▶ **What the exercise asks**:
Answer with a single number, the count of lines holding the word "مورد".

Data entries:
## begin

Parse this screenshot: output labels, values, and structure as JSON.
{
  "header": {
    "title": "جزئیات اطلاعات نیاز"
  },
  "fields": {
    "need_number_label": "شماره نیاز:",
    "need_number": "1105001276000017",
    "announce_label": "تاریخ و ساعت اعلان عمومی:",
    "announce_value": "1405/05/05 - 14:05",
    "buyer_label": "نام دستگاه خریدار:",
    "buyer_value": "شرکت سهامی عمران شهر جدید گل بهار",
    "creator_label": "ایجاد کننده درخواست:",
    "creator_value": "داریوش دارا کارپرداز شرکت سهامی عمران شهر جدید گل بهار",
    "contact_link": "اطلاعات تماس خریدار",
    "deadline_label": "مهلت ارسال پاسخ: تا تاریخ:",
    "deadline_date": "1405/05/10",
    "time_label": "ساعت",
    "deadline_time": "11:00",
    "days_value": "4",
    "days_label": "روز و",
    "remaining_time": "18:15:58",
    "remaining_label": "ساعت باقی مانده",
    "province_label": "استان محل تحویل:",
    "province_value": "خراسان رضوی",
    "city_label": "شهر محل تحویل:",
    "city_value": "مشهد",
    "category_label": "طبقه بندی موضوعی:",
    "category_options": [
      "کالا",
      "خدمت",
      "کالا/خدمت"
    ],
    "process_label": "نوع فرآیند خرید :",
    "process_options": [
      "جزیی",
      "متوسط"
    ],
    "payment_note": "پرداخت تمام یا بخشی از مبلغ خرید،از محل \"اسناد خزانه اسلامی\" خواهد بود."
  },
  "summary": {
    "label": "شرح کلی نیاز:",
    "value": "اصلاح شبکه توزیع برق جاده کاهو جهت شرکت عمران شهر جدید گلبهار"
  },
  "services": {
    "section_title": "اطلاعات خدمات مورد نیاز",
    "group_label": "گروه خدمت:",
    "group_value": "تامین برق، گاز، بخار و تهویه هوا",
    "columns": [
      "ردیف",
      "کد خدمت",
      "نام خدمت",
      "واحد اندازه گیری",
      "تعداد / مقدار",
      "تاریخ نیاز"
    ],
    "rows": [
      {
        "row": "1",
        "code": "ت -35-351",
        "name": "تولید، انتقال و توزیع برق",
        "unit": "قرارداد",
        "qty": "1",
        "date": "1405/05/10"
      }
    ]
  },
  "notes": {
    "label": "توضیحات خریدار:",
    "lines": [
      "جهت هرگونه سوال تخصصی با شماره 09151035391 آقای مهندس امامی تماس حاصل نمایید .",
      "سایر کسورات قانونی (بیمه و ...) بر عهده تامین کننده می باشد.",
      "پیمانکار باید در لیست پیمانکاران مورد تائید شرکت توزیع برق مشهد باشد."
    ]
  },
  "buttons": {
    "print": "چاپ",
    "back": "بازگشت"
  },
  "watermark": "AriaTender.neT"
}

## end

▶ **Full answer**:
2